| Work to do |
Reproduce every item below verbatim, line for line, omitting the pictures from your copy.

| Data for this task |
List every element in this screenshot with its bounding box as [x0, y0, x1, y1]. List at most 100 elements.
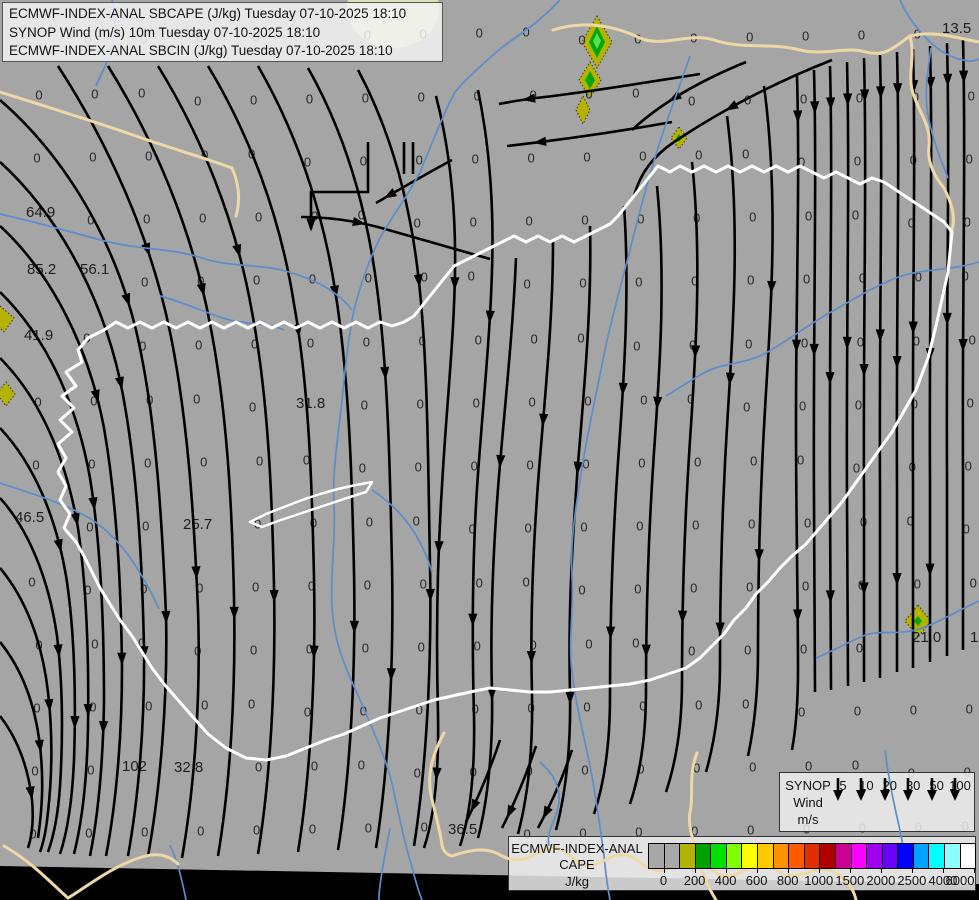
wind-streamline: [422, 95, 457, 849]
zero-value-label: 0: [145, 698, 153, 714]
streamline-arrowhead-icon: [825, 590, 835, 604]
wind-streamline: [458, 89, 494, 847]
cape-color-cell: [663, 844, 680, 868]
zero-value-label: 0: [632, 635, 640, 651]
zero-value-label: 0: [856, 334, 865, 349]
wind-scale-item: 30: [901, 776, 925, 801]
zero-value-label: 0: [855, 90, 864, 106]
zero-value-label: 0: [581, 762, 589, 778]
zero-value-label: 0: [415, 702, 423, 718]
cape-color-cell: [679, 844, 695, 868]
zero-value-label: 0: [799, 91, 808, 107]
zero-value-label: 0: [965, 701, 973, 717]
zero-value-label: 0: [578, 582, 586, 598]
zero-value-label: 0: [254, 209, 263, 225]
title-line-wind: SYNOP Wind (m/s) 10m Tuesday 07-10-2025 …: [9, 24, 321, 40]
cape-color-cell: [912, 844, 929, 868]
wind-streamline: [812, 69, 817, 693]
zero-value-label: 0: [744, 642, 752, 658]
streamline-arrowhead-icon: [380, 366, 390, 380]
rivers: [0, 0, 979, 900]
zero-value-label: 0: [855, 640, 864, 656]
cape-tick-label: 1500: [835, 873, 865, 888]
wind-streamline: [306, 67, 394, 849]
streamline-arrowhead-icon: [485, 310, 495, 324]
cape-legend-subtitle: CAPE: [559, 857, 595, 872]
zero-value-label: 0: [577, 330, 585, 345]
zero-value-label: 0: [584, 393, 592, 409]
zero-value-label: 0: [634, 581, 642, 597]
cape-color-cell: [741, 844, 758, 868]
zero-value-label: 0: [361, 640, 370, 656]
cape-tick-label: 800: [776, 873, 799, 888]
station-value-label: 41.9: [24, 327, 54, 344]
zero-value-label: 0: [857, 27, 866, 43]
streamline-arrowhead-icon: [386, 668, 397, 682]
zero-value-label: 0: [857, 577, 866, 593]
zero-value-label: 0: [33, 150, 41, 166]
zero-value-label: 0: [197, 823, 205, 839]
zero-value-label: 0: [363, 577, 372, 593]
cape-legend-units: J/kg: [565, 874, 589, 889]
cape-color-cell: [943, 844, 960, 868]
zero-value-label: 0: [469, 214, 477, 230]
streamline-arrowhead-icon: [269, 589, 279, 603]
zero-value-label: 0: [365, 514, 374, 530]
station-value-label: 56.1: [80, 261, 110, 278]
zero-value-label: 0: [87, 762, 95, 778]
streamline-arrowhead-icon: [653, 396, 663, 410]
streamline-arrowhead-icon: [292, 323, 302, 338]
streamline-arrowhead-icon: [542, 805, 553, 820]
zero-value-label: 0: [141, 274, 149, 290]
wind-streamline: [878, 54, 883, 678]
zero-value-label: 0: [969, 575, 977, 591]
zero-value-label: 0: [196, 580, 204, 596]
zero-value-label: 0: [248, 399, 257, 415]
wind-streamline: [356, 69, 432, 847]
zero-value-label: 0: [634, 31, 642, 47]
cape-tick-label: 0: [659, 873, 668, 888]
zero-value-label: 0: [306, 335, 315, 350]
cape-color-cell: [788, 844, 804, 868]
streamline-arrowhead-icon: [34, 739, 44, 753]
wind-streamline: [206, 65, 316, 853]
base-map-layer: [0, 0, 979, 900]
streamline-arrowhead-icon: [70, 716, 80, 730]
zero-value-label: 0: [253, 516, 262, 532]
cape-legend-content: ECMWF-INDEX-ANAL CAPE J/kg 0 200 400 600 800…: [508, 836, 976, 891]
wind-streamline: [554, 225, 592, 831]
wind-streamline: [500, 745, 538, 829]
zero-value-label: 0: [525, 763, 533, 779]
station-value-label: 64.9: [26, 204, 56, 221]
zero-value-label: 0: [748, 516, 756, 532]
streamline-arrowhead-icon: [754, 549, 764, 563]
wind-streamline: [536, 749, 574, 829]
streamline-arrowhead-icon: [450, 277, 460, 291]
zero-value-label: 0: [413, 765, 421, 781]
down-arrow-icon: [833, 778, 843, 801]
station-labels-layer: 13.5 64.9 85.2 56.1 41.9 46.5 25.7 31.8 102 32.8 3…: [0, 0, 979, 900]
wind-streamline: [704, 115, 737, 773]
streamline-arrowhead-icon: [539, 413, 549, 427]
zero-value-label: 0: [144, 455, 152, 471]
station-value-label: 36.5: [448, 821, 478, 838]
zero-value-label: 0: [743, 399, 751, 415]
zero-value-label: 0: [853, 153, 862, 169]
zero-value-label: 0: [690, 580, 698, 596]
streamlines-layer: [0, 39, 969, 859]
zero-value-label: 0: [361, 90, 370, 106]
cape-tick-label: 6000: [945, 873, 975, 888]
weather-map: 13.5 64.9 85.2 56.1 41.9 46.5 25.7 31.8 102 32.8 3…: [0, 0, 979, 900]
zero-value-label: 0: [742, 696, 750, 712]
zero-value-label: 0: [247, 696, 256, 712]
zero-value-label: 0: [962, 521, 970, 537]
synop-legend-content: SYNOP Wind m/s 5 10 20 30 50 100: [779, 772, 975, 832]
zero-value-label: 0: [745, 336, 753, 351]
synop-legend-title: SYNOP: [785, 778, 831, 793]
cape-color-cell: [881, 844, 898, 868]
streamline-arrowhead-icon: [306, 218, 316, 232]
zero-value-label: 0: [420, 269, 428, 285]
streamline-arrowhead-icon: [44, 698, 54, 713]
wind-streamline: [256, 65, 356, 851]
streamline-arrowhead-icon: [533, 136, 547, 146]
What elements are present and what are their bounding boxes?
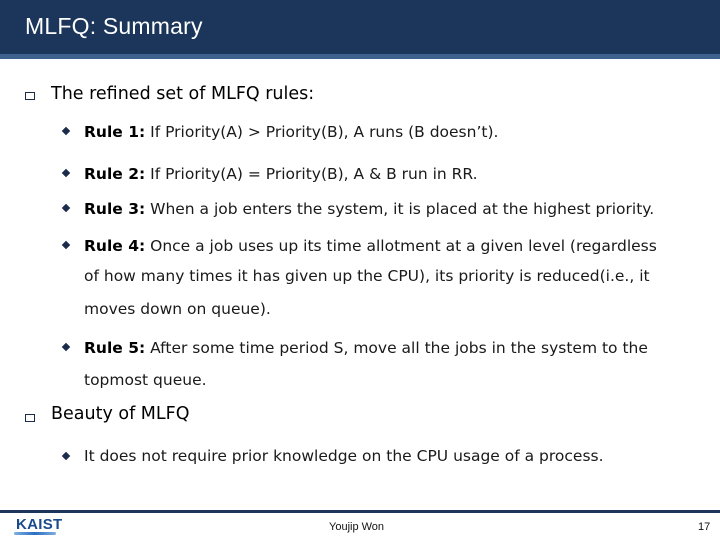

| Response to this task |
List every element in this screenshot with its bounding box as [x0, y0, x1, y1]. List at most 100 elements.
wind-streamline: [422, 95, 457, 849]
zero-value-label: 0: [145, 698, 153, 714]
streamline-arrowhead-icon: [825, 590, 835, 604]
wind-streamline: [458, 89, 494, 847]
cape-color-cell: [663, 844, 680, 868]
zero-value-label: 0: [632, 635, 640, 651]
zero-value-label: 0: [856, 334, 865, 349]
wind-scale-item: 30: [901, 776, 925, 801]
zero-value-label: 0: [855, 90, 864, 106]
zero-value-label: 0: [581, 762, 589, 778]
zero-value-label: 0: [415, 702, 423, 718]
cape-color-cell: [679, 844, 695, 868]
zero-value-label: 0: [799, 91, 808, 107]
zero-value-label: 0: [965, 701, 973, 717]
zero-value-label: 0: [578, 582, 586, 598]
zero-value-label: 0: [254, 209, 263, 225]
title-line-wind: SYNOP Wind (m/s) 10m Tuesday 07-10-2025 …: [9, 24, 321, 40]
cape-color-cell: [912, 844, 929, 868]
wind-streamline: [812, 69, 817, 693]
zero-value-label: 0: [744, 642, 752, 658]
streamline-arrowhead-icon: [380, 366, 390, 380]
rivers: [0, 0, 979, 900]
zero-value-label: 0: [855, 640, 864, 656]
cape-tick-label: 1500: [835, 873, 865, 888]
wind-streamline: [306, 67, 394, 849]
streamline-arrowhead-icon: [485, 310, 495, 324]
cape-legend-subtitle: CAPE: [559, 857, 595, 872]
zero-value-label: 0: [577, 330, 585, 345]
zero-value-label: 0: [584, 393, 592, 409]
zero-value-label: 0: [634, 581, 642, 597]
cape-color-cell: [741, 844, 758, 868]
zero-value-label: 0: [361, 640, 370, 656]
cape-tick-label: 800: [776, 873, 799, 888]
station-value-label: 41.9: [24, 327, 54, 344]
zero-value-label: 0: [857, 27, 866, 43]
streamline-arrowhead-icon: [386, 668, 397, 682]
zero-value-label: 0: [857, 577, 866, 593]
zero-value-label: 0: [33, 150, 41, 166]
zero-value-label: 0: [197, 823, 205, 839]
zero-value-label: 0: [363, 577, 372, 593]
cape-legend-units: J/kg: [565, 874, 589, 889]
cape-color-cell: [943, 844, 960, 868]
zero-value-label: 0: [469, 214, 477, 230]
streamline-arrowhead-icon: [269, 589, 279, 603]
zero-value-label: 0: [365, 514, 374, 530]
station-value-label: 56.1: [80, 261, 110, 278]
zero-value-label: 0: [87, 762, 95, 778]
streamline-arrowhead-icon: [653, 396, 663, 410]
streamline-arrowhead-icon: [292, 323, 302, 338]
streamline-arrowhead-icon: [542, 805, 553, 820]
zero-value-label: 0: [141, 274, 149, 290]
wind-streamline: [878, 54, 883, 678]
zero-value-label: 0: [969, 575, 977, 591]
zero-value-label: 0: [196, 580, 204, 596]
zero-value-label: 0: [248, 399, 257, 415]
wind-streamline: [356, 69, 432, 847]
zero-value-label: 0: [634, 31, 642, 47]
cape-tick-label: 0: [659, 873, 668, 888]
zero-value-label: 0: [306, 335, 315, 350]
cape-color-cell: [788, 844, 804, 868]
streamline-arrowhead-icon: [34, 739, 44, 753]
wind-streamline: [206, 65, 316, 853]
base-map-layer: [0, 0, 979, 900]
streamline-arrowhead-icon: [70, 716, 80, 730]
zero-value-label: 0: [253, 516, 262, 532]
cape-legend-content: ECMWF-INDEX-ANAL CAPE J/kg 0 200 400 600 800…: [508, 836, 976, 891]
wind-streamline: [554, 225, 592, 831]
wind-streamline: [500, 745, 538, 829]
zero-value-label: 0: [525, 763, 533, 779]
station-value-label: 64.9: [26, 204, 56, 221]
zero-value-label: 0: [748, 516, 756, 532]
streamline-arrowhead-icon: [754, 549, 764, 563]
wind-streamline: [536, 749, 574, 829]
streamline-arrowhead-icon: [450, 277, 460, 291]
zero-value-label: 0: [413, 765, 421, 781]
down-arrow-icon: [833, 778, 843, 801]
station-labels-layer: 13.5 64.9 85.2 56.1 41.9 46.5 25.7 31.8 102 32.8 3…: [0, 0, 979, 900]
wind-streamline: [704, 115, 737, 773]
streamline-arrowhead-icon: [539, 413, 549, 427]
zero-value-label: 0: [144, 455, 152, 471]
station-value-label: 36.5: [448, 821, 478, 838]
zero-value-label: 0: [743, 399, 751, 415]
zero-value-label: 0: [853, 153, 862, 169]
zero-value-label: 0: [690, 580, 698, 596]
streamlines-layer: [0, 39, 969, 859]
zero-value-label: 0: [361, 90, 370, 106]
cape-tick-label: 6000: [945, 873, 975, 888]
weather-map: 13.5 64.9 85.2 56.1 41.9 46.5 25.7 31.8 102 32.8 3…: [0, 0, 979, 900]
zero-value-label: 0: [742, 696, 750, 712]
zero-value-label: 0: [247, 696, 256, 712]
zero-value-label: 0: [962, 521, 970, 537]
synop-legend-content: SYNOP Wind m/s 5 10 20 30 50 100: [779, 772, 975, 832]
zero-value-label: 0: [745, 336, 753, 351]
synop-legend-title: SYNOP: [785, 778, 831, 793]
cape-color-cell: [881, 844, 898, 868]
streamline-arrowhead-icon: [306, 218, 316, 232]
zero-value-label: 0: [420, 269, 428, 285]
streamline-arrowhead-icon: [44, 698, 54, 713]
wind-streamline: [256, 65, 356, 851]
streamline-arrowhead-icon: [533, 136, 547, 146]
What elements are present and what are their bounding boxes?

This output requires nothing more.